# Your instructions
Copy out all of the data exactly as it appears.

# Entries
* * * * * * * * *
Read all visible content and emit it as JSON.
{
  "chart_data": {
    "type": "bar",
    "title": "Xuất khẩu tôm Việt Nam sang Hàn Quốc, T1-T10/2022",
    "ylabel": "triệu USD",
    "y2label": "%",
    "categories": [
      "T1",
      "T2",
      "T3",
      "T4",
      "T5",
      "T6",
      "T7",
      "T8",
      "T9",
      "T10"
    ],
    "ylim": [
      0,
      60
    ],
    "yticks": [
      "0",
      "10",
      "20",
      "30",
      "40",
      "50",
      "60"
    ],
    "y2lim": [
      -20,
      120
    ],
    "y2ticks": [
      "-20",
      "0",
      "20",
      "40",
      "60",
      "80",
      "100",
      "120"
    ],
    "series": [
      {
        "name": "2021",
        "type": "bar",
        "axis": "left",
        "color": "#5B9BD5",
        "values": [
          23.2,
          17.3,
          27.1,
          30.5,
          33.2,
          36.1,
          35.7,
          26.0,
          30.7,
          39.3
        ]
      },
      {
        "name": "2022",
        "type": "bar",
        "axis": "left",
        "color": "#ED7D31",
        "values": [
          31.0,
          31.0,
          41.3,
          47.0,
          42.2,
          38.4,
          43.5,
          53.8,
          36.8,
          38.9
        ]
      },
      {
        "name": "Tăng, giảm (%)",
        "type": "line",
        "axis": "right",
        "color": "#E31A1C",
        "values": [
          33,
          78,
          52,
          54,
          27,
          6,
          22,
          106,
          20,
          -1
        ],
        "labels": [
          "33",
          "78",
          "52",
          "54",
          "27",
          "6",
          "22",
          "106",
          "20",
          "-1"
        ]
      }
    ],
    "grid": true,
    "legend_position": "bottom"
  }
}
* * * * * * * * *
# The response
Read all visible content and emit it as JSON.
{
  "chart_data": {
    "type": "bar",
    "title": "Xuất khẩu tôm Việt Nam sang Hàn Quốc, T1-T10/2022",
    "ylabel": "triệu USD",
    "y2label": "%",
    "categories": [
      "T1",
      "T2",
      "T3",
      "T4",
      "T5",
      "T6",
      "T7",
      "T8",
      "T9",
      "T10"
    ],
    "ylim": [
      0,
      60
    ],
    "yticks": [
      "0",
      "10",
      "20",
      "30",
      "40",
      "50",
      "60"
    ],
    "y2lim": [
      -20,
      120
    ],
    "y2ticks": [
      "-20",
      "0",
      "20",
      "40",
      "60",
      "80",
      "100",
      "120"
    ],
    "series": [
      {
        "name": "2021",
        "type": "bar",
        "axis": "left",
        "color": "#5B9BD5",
        "values": [
          23.2,
          17.3,
          27.1,
          30.5,
          33.2,
          36.1,
          35.7,
          26.0,
          30.7,
          39.3
        ]
      },
      {
        "name": "2022",
        "type": "bar",
        "axis": "left",
        "color": "#ED7D31",
        "values": [
          31.0,
          31.0,
          41.3,
          47.0,
          42.2,
          38.4,
          43.5,
          53.8,
          36.8,
          38.9
        ]
      },
      {
        "name": "Tăng, giảm (%)",
        "type": "line",
        "axis": "right",
        "color": "#E31A1C",
        "values": [
          33,
          78,
          52,
          54,
          27,
          6,
          22,
          106,
          20,
          -1
        ],
        "labels": [
          "33",
          "78",
          "52",
          "54",
          "27",
          "6",
          "22",
          "106",
          "20",
          "-1"
        ]
      }
    ],
    "grid": true,
    "legend_position": "bottom"
  }
}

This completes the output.